# Collected data entries

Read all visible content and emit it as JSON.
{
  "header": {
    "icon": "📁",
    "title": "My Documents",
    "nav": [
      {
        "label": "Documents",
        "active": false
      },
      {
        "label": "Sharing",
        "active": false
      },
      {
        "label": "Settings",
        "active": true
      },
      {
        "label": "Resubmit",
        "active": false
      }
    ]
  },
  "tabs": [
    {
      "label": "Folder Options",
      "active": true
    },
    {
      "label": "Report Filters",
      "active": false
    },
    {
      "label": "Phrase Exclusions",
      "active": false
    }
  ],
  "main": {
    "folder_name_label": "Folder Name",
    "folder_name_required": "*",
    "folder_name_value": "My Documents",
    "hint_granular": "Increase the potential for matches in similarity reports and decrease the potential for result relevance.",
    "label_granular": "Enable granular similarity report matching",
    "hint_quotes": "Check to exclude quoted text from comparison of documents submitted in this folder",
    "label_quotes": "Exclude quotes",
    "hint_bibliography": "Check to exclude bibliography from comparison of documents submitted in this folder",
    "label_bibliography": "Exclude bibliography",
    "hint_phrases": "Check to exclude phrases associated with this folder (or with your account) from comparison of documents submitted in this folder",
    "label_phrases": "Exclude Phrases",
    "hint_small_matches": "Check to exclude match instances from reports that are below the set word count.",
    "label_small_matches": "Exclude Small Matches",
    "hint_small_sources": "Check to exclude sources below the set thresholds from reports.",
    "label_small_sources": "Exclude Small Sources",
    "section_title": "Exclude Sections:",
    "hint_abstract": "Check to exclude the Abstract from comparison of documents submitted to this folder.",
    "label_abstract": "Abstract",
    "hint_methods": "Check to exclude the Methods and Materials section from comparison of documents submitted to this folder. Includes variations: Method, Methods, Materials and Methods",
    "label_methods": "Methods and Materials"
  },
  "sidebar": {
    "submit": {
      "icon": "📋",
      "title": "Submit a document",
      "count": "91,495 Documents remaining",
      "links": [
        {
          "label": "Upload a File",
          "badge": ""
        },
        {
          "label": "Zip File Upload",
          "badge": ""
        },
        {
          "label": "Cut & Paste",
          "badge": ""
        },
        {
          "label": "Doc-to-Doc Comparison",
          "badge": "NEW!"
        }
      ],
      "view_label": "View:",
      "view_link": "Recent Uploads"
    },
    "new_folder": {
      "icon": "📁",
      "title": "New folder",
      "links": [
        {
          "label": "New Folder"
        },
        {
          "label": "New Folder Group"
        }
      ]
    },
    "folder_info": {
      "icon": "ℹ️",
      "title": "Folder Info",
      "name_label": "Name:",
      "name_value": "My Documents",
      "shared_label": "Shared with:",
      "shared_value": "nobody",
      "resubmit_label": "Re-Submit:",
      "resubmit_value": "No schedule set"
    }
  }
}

# Stated problem
Extract all lines from the data in which "File" is found.

# Result
          "label": "Upload a File",
          "label": "Zip File Upload",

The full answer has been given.